▶ **Written task**
Write out the material again word for word, dropping any images it holds.
+++ Recorded data
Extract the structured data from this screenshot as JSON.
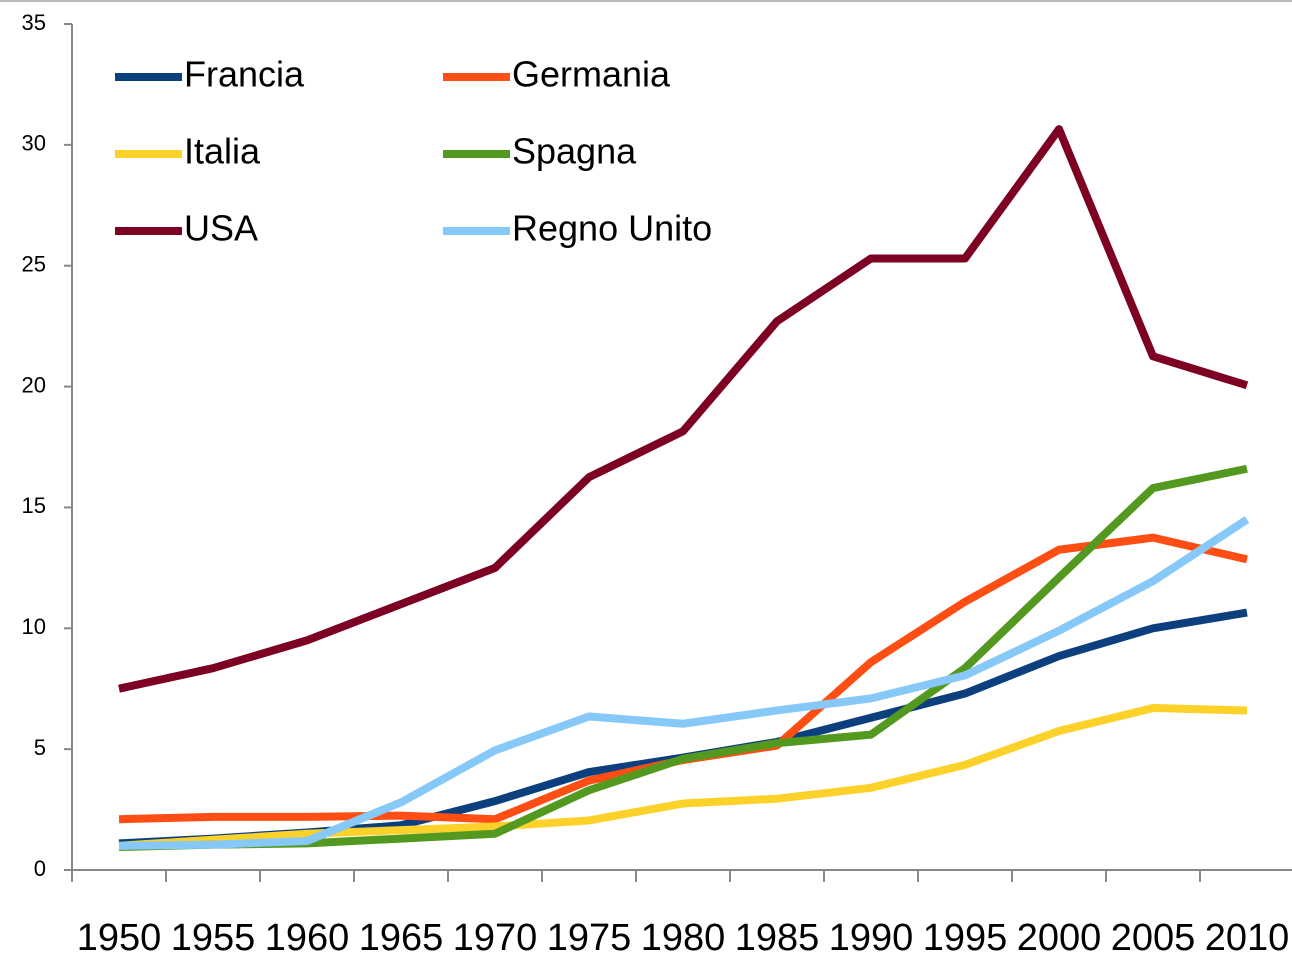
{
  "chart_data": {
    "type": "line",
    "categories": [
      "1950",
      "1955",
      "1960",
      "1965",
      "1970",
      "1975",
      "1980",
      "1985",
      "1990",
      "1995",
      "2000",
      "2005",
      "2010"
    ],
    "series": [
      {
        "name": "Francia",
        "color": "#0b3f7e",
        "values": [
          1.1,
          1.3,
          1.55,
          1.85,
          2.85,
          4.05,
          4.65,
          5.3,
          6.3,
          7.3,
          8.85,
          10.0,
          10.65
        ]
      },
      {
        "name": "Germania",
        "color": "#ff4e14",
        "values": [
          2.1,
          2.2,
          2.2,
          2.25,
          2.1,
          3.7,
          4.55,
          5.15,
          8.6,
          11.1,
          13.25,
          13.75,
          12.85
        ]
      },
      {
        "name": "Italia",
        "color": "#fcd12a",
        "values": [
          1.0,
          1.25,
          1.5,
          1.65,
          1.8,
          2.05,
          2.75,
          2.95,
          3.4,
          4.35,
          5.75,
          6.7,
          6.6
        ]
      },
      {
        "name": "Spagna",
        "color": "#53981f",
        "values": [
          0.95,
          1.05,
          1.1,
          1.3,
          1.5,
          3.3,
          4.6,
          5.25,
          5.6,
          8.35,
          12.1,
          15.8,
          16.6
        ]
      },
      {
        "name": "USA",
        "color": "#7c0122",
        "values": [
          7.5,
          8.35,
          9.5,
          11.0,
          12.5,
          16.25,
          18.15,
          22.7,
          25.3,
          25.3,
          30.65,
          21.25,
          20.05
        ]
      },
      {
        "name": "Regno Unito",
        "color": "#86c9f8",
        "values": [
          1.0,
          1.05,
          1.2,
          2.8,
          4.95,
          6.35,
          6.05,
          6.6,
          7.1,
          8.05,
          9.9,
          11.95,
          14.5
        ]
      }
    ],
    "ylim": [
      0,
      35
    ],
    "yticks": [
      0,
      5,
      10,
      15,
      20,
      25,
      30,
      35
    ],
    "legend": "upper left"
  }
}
++++++
▶ **Response below**
Extract the structured data from this screenshot as JSON.
{
  "chart_data": {
    "type": "line",
    "categories": [
      "1950",
      "1955",
      "1960",
      "1965",
      "1970",
      "1975",
      "1980",
      "1985",
      "1990",
      "1995",
      "2000",
      "2005",
      "2010"
    ],
    "series": [
      {
        "name": "Francia",
        "color": "#0b3f7e",
        "values": [
          1.1,
          1.3,
          1.55,
          1.85,
          2.85,
          4.05,
          4.65,
          5.3,
          6.3,
          7.3,
          8.85,
          10.0,
          10.65
        ]
      },
      {
        "name": "Germania",
        "color": "#ff4e14",
        "values": [
          2.1,
          2.2,
          2.2,
          2.25,
          2.1,
          3.7,
          4.55,
          5.15,
          8.6,
          11.1,
          13.25,
          13.75,
          12.85
        ]
      },
      {
        "name": "Italia",
        "color": "#fcd12a",
        "values": [
          1.0,
          1.25,
          1.5,
          1.65,
          1.8,
          2.05,
          2.75,
          2.95,
          3.4,
          4.35,
          5.75,
          6.7,
          6.6
        ]
      },
      {
        "name": "Spagna",
        "color": "#53981f",
        "values": [
          0.95,
          1.05,
          1.1,
          1.3,
          1.5,
          3.3,
          4.6,
          5.25,
          5.6,
          8.35,
          12.1,
          15.8,
          16.6
        ]
      },
      {
        "name": "USA",
        "color": "#7c0122",
        "values": [
          7.5,
          8.35,
          9.5,
          11.0,
          12.5,
          16.25,
          18.15,
          22.7,
          25.3,
          25.3,
          30.65,
          21.25,
          20.05
        ]
      },
      {
        "name": "Regno Unito",
        "color": "#86c9f8",
        "values": [
          1.0,
          1.05,
          1.2,
          2.8,
          4.95,
          6.35,
          6.05,
          6.6,
          7.1,
          8.05,
          9.9,
          11.95,
          14.5
        ]
      }
    ],
    "ylim": [
      0,
      35
    ],
    "yticks": [
      0,
      5,
      10,
      15,
      20,
      25,
      30,
      35
    ],
    "legend": "upper left"
  }
}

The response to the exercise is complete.